- Stated problem
Sort through the entries below and pull out lines containing the word "детей".
==== Provided data ====
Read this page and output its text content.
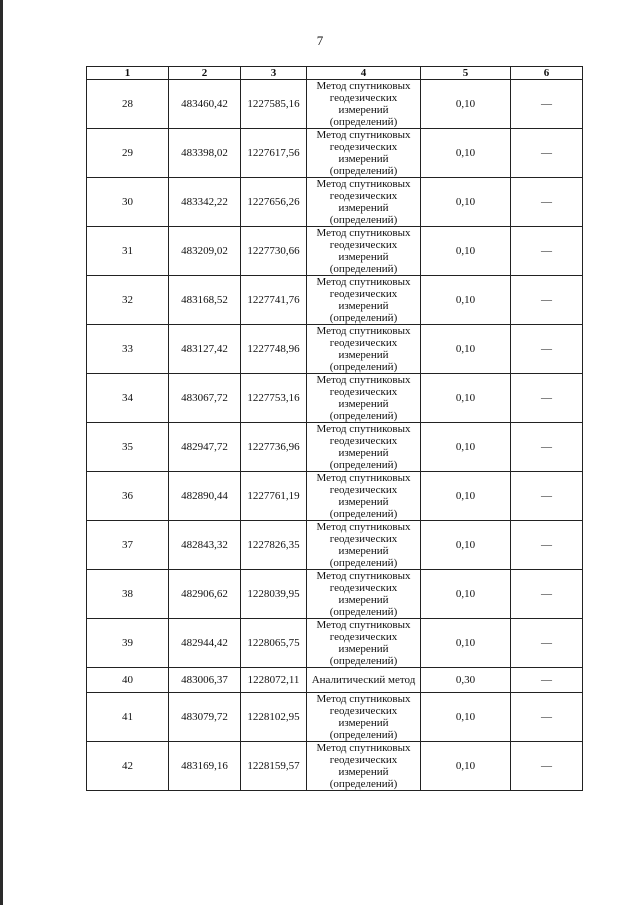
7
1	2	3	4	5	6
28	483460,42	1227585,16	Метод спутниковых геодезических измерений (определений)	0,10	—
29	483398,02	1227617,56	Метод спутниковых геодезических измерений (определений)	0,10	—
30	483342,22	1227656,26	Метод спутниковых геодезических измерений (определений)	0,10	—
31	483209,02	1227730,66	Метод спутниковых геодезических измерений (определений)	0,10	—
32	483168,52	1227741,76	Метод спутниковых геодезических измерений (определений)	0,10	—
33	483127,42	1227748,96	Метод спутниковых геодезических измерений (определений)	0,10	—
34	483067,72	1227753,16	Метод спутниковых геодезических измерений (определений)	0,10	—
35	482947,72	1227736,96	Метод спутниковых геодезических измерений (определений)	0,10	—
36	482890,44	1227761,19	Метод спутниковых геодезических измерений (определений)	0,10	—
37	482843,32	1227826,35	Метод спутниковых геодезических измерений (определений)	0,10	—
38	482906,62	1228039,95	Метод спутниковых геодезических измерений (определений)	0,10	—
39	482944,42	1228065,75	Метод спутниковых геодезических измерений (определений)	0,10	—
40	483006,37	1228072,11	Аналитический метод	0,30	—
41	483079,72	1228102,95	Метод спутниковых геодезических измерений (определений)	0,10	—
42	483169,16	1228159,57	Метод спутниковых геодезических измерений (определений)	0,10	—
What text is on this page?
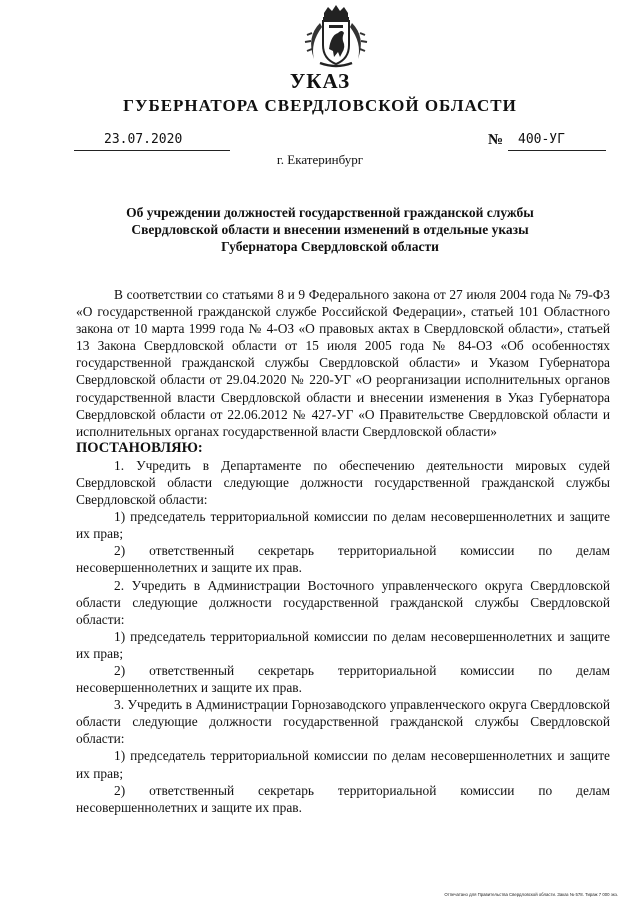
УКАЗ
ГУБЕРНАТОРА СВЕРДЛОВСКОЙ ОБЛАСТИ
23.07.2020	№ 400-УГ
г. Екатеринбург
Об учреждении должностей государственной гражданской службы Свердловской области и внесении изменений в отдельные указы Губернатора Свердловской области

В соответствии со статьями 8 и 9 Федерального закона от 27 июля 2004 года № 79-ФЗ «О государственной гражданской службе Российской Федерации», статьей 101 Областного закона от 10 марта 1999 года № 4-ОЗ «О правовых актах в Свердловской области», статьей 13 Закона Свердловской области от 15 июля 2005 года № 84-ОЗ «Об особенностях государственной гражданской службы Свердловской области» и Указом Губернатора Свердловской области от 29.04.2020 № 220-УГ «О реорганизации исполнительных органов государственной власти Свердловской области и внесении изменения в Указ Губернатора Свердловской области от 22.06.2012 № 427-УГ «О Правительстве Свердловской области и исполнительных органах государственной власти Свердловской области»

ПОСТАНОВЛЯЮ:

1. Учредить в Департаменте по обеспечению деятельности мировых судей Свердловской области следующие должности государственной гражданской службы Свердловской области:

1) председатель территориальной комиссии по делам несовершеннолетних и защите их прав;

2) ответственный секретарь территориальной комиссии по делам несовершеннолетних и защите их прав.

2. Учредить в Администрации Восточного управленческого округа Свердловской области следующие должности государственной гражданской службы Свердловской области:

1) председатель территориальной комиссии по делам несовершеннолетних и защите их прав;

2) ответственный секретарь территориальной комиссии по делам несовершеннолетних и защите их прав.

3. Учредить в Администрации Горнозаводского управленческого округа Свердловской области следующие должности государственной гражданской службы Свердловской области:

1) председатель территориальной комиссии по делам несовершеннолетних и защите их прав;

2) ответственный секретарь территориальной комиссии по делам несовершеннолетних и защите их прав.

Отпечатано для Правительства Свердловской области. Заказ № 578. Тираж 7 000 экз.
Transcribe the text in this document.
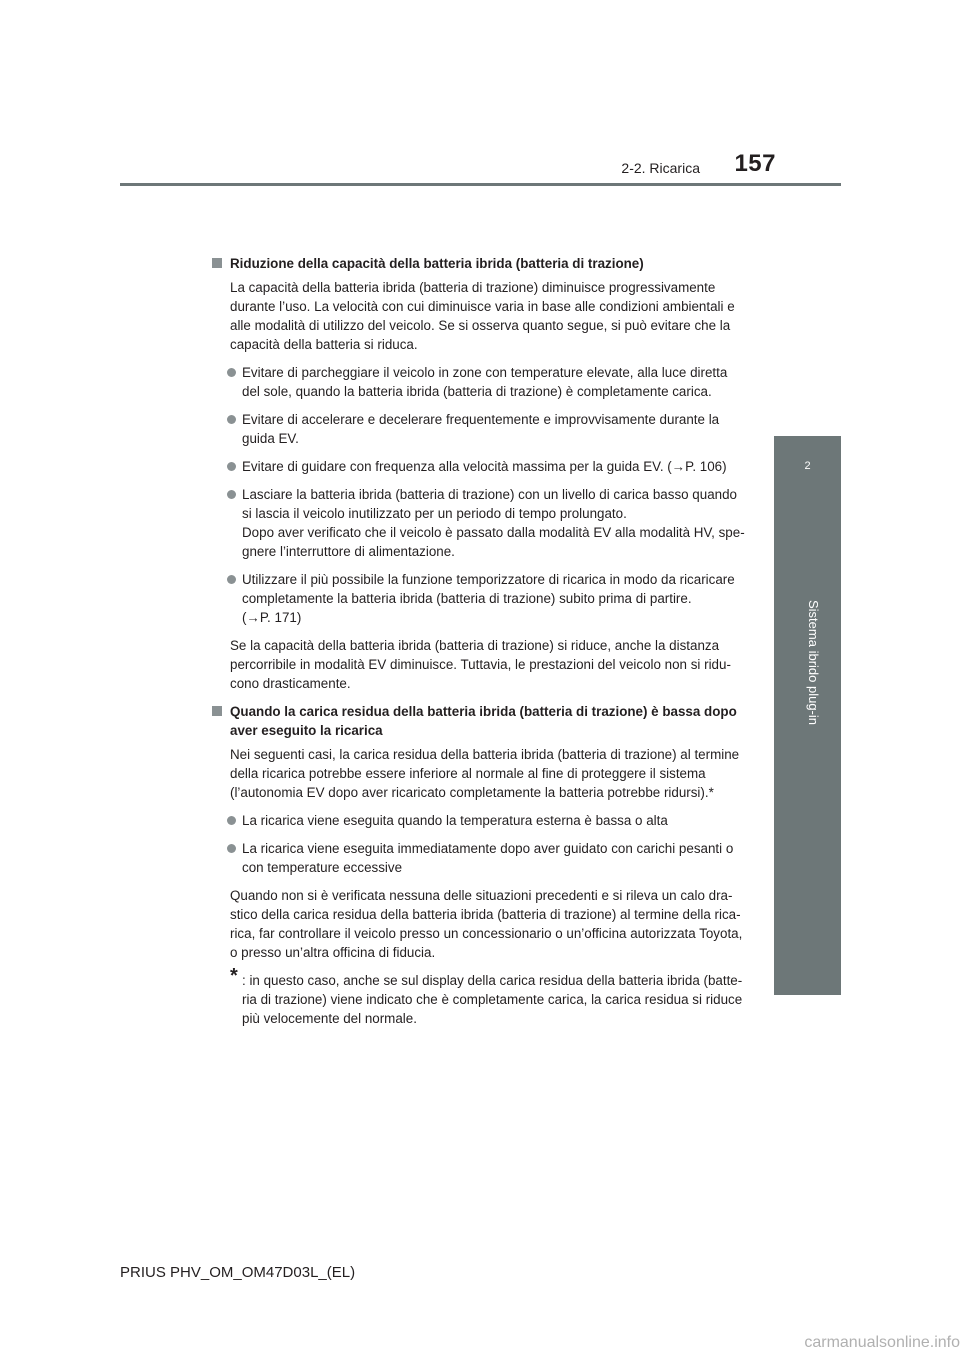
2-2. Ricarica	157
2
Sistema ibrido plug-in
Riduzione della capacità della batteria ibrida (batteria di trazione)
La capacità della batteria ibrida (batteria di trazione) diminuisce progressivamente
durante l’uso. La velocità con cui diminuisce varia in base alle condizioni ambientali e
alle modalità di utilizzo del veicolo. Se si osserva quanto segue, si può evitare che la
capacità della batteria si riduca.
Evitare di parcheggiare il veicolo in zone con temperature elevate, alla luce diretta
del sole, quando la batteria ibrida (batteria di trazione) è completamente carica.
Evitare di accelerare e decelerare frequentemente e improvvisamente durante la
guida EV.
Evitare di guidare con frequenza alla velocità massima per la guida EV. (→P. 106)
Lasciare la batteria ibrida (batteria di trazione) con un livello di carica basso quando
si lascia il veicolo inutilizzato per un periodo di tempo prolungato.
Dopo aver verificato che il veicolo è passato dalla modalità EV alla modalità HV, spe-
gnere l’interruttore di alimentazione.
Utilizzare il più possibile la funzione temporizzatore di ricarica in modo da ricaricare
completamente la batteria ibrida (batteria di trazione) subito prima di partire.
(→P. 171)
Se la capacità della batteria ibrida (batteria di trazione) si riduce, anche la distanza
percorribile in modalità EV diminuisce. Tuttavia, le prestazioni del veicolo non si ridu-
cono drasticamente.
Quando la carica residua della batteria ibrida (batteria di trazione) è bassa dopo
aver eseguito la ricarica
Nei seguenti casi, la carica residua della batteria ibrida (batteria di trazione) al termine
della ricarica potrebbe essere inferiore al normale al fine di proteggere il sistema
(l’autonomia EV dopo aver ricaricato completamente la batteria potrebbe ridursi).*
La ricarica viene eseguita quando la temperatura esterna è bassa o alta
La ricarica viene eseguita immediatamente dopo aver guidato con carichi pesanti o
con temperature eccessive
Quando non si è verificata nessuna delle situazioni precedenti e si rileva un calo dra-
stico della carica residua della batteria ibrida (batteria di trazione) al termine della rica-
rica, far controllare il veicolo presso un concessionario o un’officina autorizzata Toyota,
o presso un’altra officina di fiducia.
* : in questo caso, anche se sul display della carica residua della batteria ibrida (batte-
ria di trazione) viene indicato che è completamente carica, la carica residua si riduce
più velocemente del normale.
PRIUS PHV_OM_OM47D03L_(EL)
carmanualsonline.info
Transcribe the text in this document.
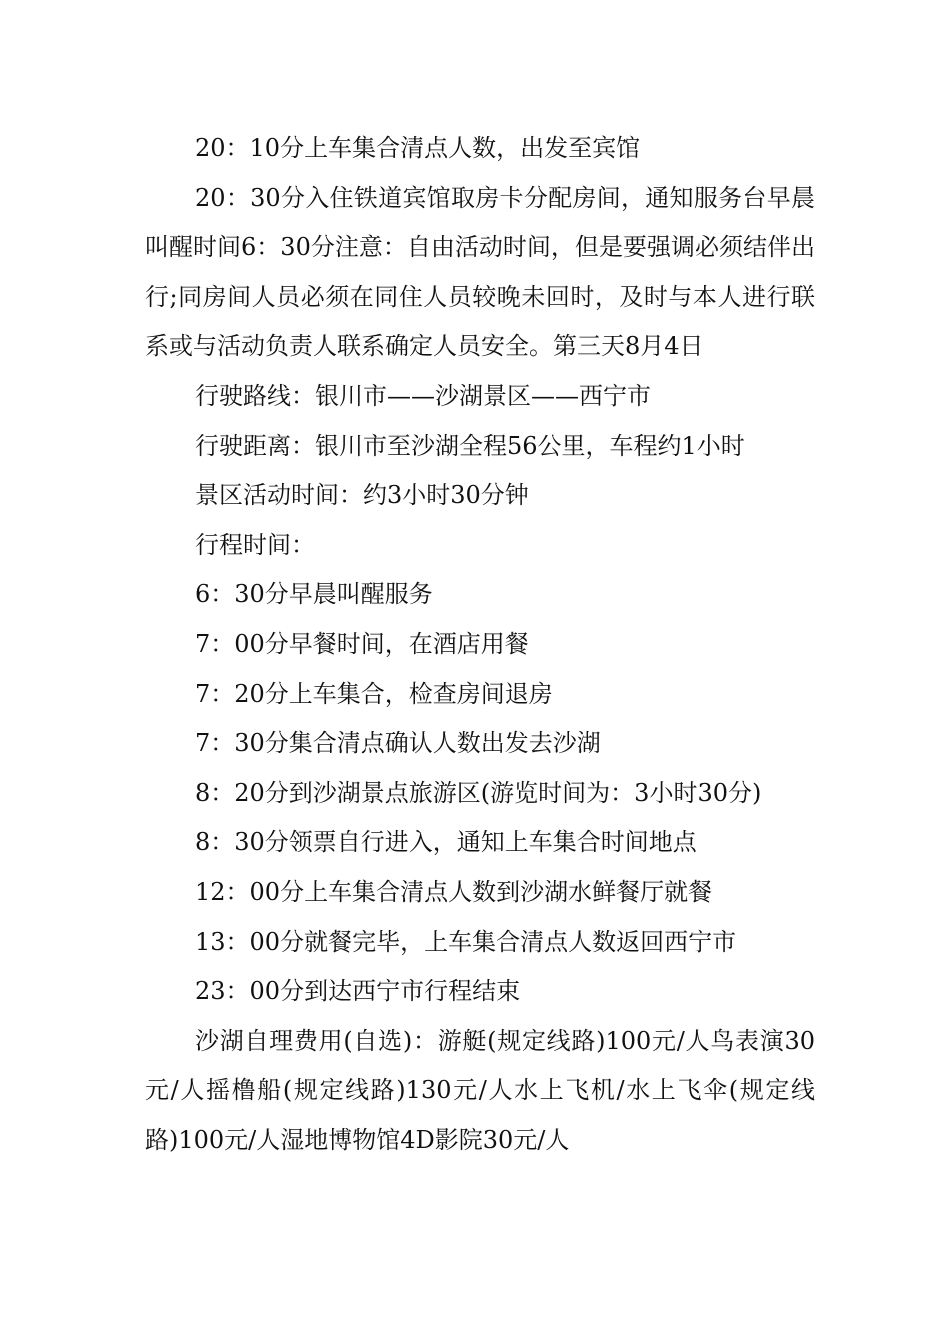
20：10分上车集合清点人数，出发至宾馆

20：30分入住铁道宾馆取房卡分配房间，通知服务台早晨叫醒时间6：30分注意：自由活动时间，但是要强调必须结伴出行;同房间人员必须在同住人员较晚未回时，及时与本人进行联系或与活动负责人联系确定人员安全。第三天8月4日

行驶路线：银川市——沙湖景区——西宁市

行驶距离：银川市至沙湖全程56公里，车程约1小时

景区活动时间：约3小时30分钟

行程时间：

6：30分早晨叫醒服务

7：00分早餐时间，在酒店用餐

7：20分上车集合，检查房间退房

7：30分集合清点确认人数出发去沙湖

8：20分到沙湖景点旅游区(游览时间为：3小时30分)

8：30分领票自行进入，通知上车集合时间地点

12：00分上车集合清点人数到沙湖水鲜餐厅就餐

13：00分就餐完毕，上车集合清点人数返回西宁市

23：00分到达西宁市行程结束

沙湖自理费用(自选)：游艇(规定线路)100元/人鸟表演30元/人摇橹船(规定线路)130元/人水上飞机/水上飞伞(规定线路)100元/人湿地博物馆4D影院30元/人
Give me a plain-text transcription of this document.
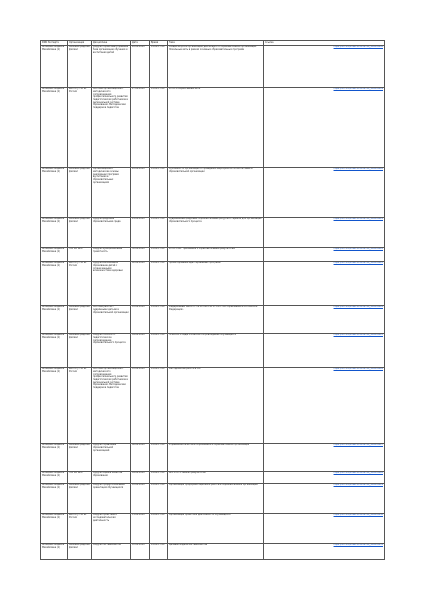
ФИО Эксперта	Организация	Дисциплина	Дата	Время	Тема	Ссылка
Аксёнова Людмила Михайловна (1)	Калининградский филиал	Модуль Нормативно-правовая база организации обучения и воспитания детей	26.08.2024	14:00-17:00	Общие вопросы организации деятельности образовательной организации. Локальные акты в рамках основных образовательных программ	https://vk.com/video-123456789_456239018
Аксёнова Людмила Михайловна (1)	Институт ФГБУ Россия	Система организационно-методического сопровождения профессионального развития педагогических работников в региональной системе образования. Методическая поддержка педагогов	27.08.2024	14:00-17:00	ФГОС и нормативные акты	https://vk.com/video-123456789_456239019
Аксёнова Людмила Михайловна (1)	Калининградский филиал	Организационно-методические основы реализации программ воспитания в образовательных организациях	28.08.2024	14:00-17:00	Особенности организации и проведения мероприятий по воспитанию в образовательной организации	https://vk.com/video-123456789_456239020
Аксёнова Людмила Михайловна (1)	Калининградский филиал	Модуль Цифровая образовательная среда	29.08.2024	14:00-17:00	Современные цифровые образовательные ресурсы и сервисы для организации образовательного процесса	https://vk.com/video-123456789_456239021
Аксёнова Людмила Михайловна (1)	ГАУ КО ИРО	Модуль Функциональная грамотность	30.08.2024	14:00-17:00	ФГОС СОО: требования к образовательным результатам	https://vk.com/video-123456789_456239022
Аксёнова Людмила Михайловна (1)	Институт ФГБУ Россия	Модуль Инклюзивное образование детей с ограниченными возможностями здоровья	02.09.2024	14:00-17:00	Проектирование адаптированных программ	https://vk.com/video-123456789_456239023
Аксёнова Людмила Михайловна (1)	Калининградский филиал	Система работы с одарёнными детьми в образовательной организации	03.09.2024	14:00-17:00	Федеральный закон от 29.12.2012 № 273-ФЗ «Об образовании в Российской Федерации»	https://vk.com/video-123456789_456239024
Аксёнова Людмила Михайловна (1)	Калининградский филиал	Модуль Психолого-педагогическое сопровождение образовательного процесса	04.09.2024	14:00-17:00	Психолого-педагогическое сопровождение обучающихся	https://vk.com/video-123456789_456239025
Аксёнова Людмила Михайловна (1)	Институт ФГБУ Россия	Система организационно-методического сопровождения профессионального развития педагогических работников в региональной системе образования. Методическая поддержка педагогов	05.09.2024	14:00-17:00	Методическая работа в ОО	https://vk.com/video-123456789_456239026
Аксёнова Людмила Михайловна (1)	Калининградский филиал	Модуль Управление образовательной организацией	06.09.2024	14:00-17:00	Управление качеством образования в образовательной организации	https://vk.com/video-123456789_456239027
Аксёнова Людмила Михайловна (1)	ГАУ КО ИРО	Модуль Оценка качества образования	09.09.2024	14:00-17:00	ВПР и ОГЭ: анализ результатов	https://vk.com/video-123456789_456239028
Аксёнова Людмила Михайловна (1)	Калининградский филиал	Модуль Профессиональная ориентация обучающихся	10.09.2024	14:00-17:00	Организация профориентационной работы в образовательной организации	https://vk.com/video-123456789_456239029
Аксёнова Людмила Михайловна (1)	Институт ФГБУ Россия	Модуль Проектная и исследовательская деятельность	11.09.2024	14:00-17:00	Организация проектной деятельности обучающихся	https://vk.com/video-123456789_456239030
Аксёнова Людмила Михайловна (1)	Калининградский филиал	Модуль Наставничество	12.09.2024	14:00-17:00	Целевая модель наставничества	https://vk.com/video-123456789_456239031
====
- Complete response
Аксёнова Людмила Михайловна (1)	Калининградский филиал	Модуль Нормативно-правовая база организации обучения и воспитания детей	26.08.2024	14:00-17:00	Общие вопросы организации деятельности образовательной организации. Локальные акты в рамках основных образовательных программ	https://vk.com/video-123456789_456239018
Аксёнова Людмила Михайловна (1)	Институт ФГБУ Россия	Модуль Инклюзивное образование детей с ограниченными возможностями здоровья	02.09.2024	14:00-17:00	Проектирование адаптированных программ	https://vk.com/video-123456789_456239023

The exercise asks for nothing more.